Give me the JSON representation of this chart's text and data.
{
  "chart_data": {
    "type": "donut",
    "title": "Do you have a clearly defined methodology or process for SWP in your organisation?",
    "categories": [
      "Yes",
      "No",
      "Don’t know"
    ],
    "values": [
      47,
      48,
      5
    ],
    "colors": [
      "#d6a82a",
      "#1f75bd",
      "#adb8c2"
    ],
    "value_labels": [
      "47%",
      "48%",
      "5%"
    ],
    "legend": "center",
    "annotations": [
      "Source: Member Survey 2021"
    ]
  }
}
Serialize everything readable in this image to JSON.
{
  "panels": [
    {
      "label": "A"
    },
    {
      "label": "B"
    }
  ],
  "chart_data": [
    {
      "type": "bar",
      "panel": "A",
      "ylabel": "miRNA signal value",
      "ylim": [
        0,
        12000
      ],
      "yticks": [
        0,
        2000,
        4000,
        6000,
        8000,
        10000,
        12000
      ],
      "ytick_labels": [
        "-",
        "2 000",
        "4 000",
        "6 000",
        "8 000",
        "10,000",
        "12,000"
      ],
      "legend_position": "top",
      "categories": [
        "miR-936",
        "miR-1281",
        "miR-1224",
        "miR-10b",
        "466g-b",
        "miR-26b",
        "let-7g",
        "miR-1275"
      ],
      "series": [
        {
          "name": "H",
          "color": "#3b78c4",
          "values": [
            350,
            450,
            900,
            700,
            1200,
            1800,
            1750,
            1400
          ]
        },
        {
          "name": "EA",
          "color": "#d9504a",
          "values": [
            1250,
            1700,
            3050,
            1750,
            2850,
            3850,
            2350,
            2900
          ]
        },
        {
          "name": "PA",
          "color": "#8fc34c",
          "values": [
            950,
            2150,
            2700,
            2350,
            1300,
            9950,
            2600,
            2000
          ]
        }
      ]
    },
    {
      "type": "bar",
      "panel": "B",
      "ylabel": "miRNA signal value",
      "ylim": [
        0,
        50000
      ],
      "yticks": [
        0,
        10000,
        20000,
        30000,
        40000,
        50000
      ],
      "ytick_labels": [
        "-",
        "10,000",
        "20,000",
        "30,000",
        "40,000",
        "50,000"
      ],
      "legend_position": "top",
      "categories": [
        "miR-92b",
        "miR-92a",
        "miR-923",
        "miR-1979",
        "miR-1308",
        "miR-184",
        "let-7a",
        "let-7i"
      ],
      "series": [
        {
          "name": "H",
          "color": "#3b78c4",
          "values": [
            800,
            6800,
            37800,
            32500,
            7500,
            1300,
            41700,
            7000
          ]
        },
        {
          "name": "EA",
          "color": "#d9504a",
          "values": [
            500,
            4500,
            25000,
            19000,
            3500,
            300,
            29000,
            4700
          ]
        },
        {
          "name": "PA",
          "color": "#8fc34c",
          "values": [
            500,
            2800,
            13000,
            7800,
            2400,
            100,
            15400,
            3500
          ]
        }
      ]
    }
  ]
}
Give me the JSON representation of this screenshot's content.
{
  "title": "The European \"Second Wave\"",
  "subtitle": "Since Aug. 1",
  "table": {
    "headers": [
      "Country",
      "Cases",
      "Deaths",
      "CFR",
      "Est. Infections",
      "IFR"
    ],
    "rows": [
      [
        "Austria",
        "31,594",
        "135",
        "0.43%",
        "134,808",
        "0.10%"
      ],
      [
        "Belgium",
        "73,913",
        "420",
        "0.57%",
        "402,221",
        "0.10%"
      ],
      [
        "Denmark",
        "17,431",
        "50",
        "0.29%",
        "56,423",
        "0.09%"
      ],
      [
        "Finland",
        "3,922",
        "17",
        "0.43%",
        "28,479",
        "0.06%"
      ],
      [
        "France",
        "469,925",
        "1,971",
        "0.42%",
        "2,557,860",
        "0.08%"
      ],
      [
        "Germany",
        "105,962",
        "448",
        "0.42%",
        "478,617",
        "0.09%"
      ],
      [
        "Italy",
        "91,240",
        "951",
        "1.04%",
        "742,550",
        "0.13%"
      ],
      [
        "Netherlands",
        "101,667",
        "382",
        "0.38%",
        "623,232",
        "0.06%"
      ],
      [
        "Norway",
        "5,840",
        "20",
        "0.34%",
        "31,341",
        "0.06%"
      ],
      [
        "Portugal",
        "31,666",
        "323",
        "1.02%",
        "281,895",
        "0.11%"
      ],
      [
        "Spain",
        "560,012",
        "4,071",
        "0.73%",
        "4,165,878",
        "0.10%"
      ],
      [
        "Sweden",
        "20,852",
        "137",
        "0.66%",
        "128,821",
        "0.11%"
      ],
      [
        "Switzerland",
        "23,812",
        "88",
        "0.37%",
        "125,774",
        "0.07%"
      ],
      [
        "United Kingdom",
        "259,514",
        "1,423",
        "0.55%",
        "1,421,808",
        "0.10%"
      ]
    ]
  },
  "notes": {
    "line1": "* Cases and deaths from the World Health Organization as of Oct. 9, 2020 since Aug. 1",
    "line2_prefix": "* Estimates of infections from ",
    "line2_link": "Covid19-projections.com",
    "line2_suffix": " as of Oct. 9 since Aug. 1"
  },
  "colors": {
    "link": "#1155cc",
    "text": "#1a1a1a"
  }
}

__TASK REQUIREMENTS__: Copy all the records above exactly, missing none.

__EXPECTED OUTPUT__:
Give me the JSON representation of this chart's text and data.
{
  "chart_data": {
    "type": "donut",
    "title": "Do you have a clearly defined methodology or process for SWP in your organisation?",
    "categories": [
      "Yes",
      "No",
      "Don’t know"
    ],
    "values": [
      47,
      48,
      5
    ],
    "colors": [
      "#d6a82a",
      "#1f75bd",
      "#adb8c2"
    ],
    "value_labels": [
      "47%",
      "48%",
      "5%"
    ],
    "legend": "center",
    "annotations": [
      "Source: Member Survey 2021"
    ]
  }
}
Serialize everything readable in this image to JSON.
{
  "panels": [
    {
      "label": "A"
    },
    {
      "label": "B"
    }
  ],
  "chart_data": [
    {
      "type": "bar",
      "panel": "A",
      "ylabel": "miRNA signal value",
      "ylim": [
        0,
        12000
      ],
      "yticks": [
        0,
        2000,
        4000,
        6000,
        8000,
        10000,
        12000
      ],
      "ytick_labels": [
        "-",
        "2 000",
        "4 000",
        "6 000",
        "8 000",
        "10,000",
        "12,000"
      ],
      "legend_position": "top",
      "categories": [
        "miR-936",
        "miR-1281",
        "miR-1224",
        "miR-10b",
        "466g-b",
        "miR-26b",
        "let-7g",
        "miR-1275"
      ],
      "series": [
        {
          "name": "H",
          "color": "#3b78c4",
          "values": [
            350,
            450,
            900,
            700,
            1200,
            1800,
            1750,
            1400
          ]
        },
        {
          "name": "EA",
          "color": "#d9504a",
          "values": [
            1250,
            1700,
            3050,
            1750,
            2850,
            3850,
            2350,
            2900
          ]
        },
        {
          "name": "PA",
          "color": "#8fc34c",
          "values": [
            950,
            2150,
            2700,
            2350,
            1300,
            9950,
            2600,
            2000
          ]
        }
      ]
    },
    {
      "type": "bar",
      "panel": "B",
      "ylabel": "miRNA signal value",
      "ylim": [
        0,
        50000
      ],
      "yticks": [
        0,
        10000,
        20000,
        30000,
        40000,
        50000
      ],
      "ytick_labels": [
        "-",
        "10,000",
        "20,000",
        "30,000",
        "40,000",
        "50,000"
      ],
      "legend_position": "top",
      "categories": [
        "miR-92b",
        "miR-92a",
        "miR-923",
        "miR-1979",
        "miR-1308",
        "miR-184",
        "let-7a",
        "let-7i"
      ],
      "series": [
        {
          "name": "H",
          "color": "#3b78c4",
          "values": [
            800,
            6800,
            37800,
            32500,
            7500,
            1300,
            41700,
            7000
          ]
        },
        {
          "name": "EA",
          "color": "#d9504a",
          "values": [
            500,
            4500,
            25000,
            19000,
            3500,
            300,
            29000,
            4700
          ]
        },
        {
          "name": "PA",
          "color": "#8fc34c",
          "values": [
            500,
            2800,
            13000,
            7800,
            2400,
            100,
            15400,
            3500
          ]
        }
      ]
    }
  ]
}
Give me the JSON representation of this screenshot's content.
{
  "title": "The European \"Second Wave\"",
  "subtitle": "Since Aug. 1",
  "table": {
    "headers": [
      "Country",
      "Cases",
      "Deaths",
      "CFR",
      "Est. Infections",
      "IFR"
    ],
    "rows": [
      [
        "Austria",
        "31,594",
        "135",
        "0.43%",
        "134,808",
        "0.10%"
      ],
      [
        "Belgium",
        "73,913",
        "420",
        "0.57%",
        "402,221",
        "0.10%"
      ],
      [
        "Denmark",
        "17,431",
        "50",
        "0.29%",
        "56,423",
        "0.09%"
      ],
      [
        "Finland",
        "3,922",
        "17",
        "0.43%",
        "28,479",
        "0.06%"
      ],
      [
        "France",
        "469,925",
        "1,971",
        "0.42%",
        "2,557,860",
        "0.08%"
      ],
      [
        "Germany",
        "105,962",
        "448",
        "0.42%",
        "478,617",
        "0.09%"
      ],
      [
        "Italy",
        "91,240",
        "951",
        "1.04%",
        "742,550",
        "0.13%"
      ],
      [
        "Netherlands",
        "101,667",
        "382",
        "0.38%",
        "623,232",
        "0.06%"
      ],
      [
        "Norway",
        "5,840",
        "20",
        "0.34%",
        "31,341",
        "0.06%"
      ],
      [
        "Portugal",
        "31,666",
        "323",
        "1.02%",
        "281,895",
        "0.11%"
      ],
      [
        "Spain",
        "560,012",
        "4,071",
        "0.73%",
        "4,165,878",
        "0.10%"
      ],
      [
        "Sweden",
        "20,852",
        "137",
        "0.66%",
        "128,821",
        "0.11%"
      ],
      [
        "Switzerland",
        "23,812",
        "88",
        "0.37%",
        "125,774",
        "0.07%"
      ],
      [
        "United Kingdom",
        "259,514",
        "1,423",
        "0.55%",
        "1,421,808",
        "0.10%"
      ]
    ]
  },
  "notes": {
    "line1": "* Cases and deaths from the World Health Organization as of Oct. 9, 2020 since Aug. 1",
    "line2_prefix": "* Estimates of infections from ",
    "line2_link": "Covid19-projections.com",
    "line2_suffix": " as of Oct. 9 since Aug. 1"
  },
  "colors": {
    "link": "#1155cc",
    "text": "#1a1a1a"
  }
}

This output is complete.